BEGIN Data for this exercise

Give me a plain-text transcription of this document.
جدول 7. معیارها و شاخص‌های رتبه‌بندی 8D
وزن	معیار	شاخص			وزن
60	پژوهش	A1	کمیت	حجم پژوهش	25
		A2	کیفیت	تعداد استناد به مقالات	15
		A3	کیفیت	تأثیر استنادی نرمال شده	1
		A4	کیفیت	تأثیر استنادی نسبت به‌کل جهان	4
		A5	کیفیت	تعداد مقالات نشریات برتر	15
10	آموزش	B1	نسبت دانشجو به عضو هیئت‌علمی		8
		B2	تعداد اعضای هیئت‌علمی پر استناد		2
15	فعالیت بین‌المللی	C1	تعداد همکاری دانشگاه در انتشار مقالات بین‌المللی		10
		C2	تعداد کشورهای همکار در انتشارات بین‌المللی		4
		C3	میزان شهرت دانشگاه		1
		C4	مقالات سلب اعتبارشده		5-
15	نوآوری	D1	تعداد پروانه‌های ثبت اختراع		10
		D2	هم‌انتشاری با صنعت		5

END Data for this exercise

Task to complete: The records above should be repeated in full, exactly as given.

Written response:
Give me a plain-text transcription of this document.
جدول 7. معیارها و شاخص‌های رتبه‌بندی 8D
وزن	معیار	شاخص			وزن
60	پژوهش	A1	کمیت	حجم پژوهش	25
		A2	کیفیت	تعداد استناد به مقالات	15
		A3	کیفیت	تأثیر استنادی نرمال شده	1
		A4	کیفیت	تأثیر استنادی نسبت به‌کل جهان	4
		A5	کیفیت	تعداد مقالات نشریات برتر	15
10	آموزش	B1	نسبت دانشجو به عضو هیئت‌علمی		8
		B2	تعداد اعضای هیئت‌علمی پر استناد		2
15	فعالیت بین‌المللی	C1	تعداد همکاری دانشگاه در انتشار مقالات بین‌المللی		10
		C2	تعداد کشورهای همکار در انتشارات بین‌المللی		4
		C3	میزان شهرت دانشگاه		1
		C4	مقالات سلب اعتبارشده		5-
15	نوآوری	D1	تعداد پروانه‌های ثبت اختراع		10
		D2	هم‌انتشاری با صنعت		5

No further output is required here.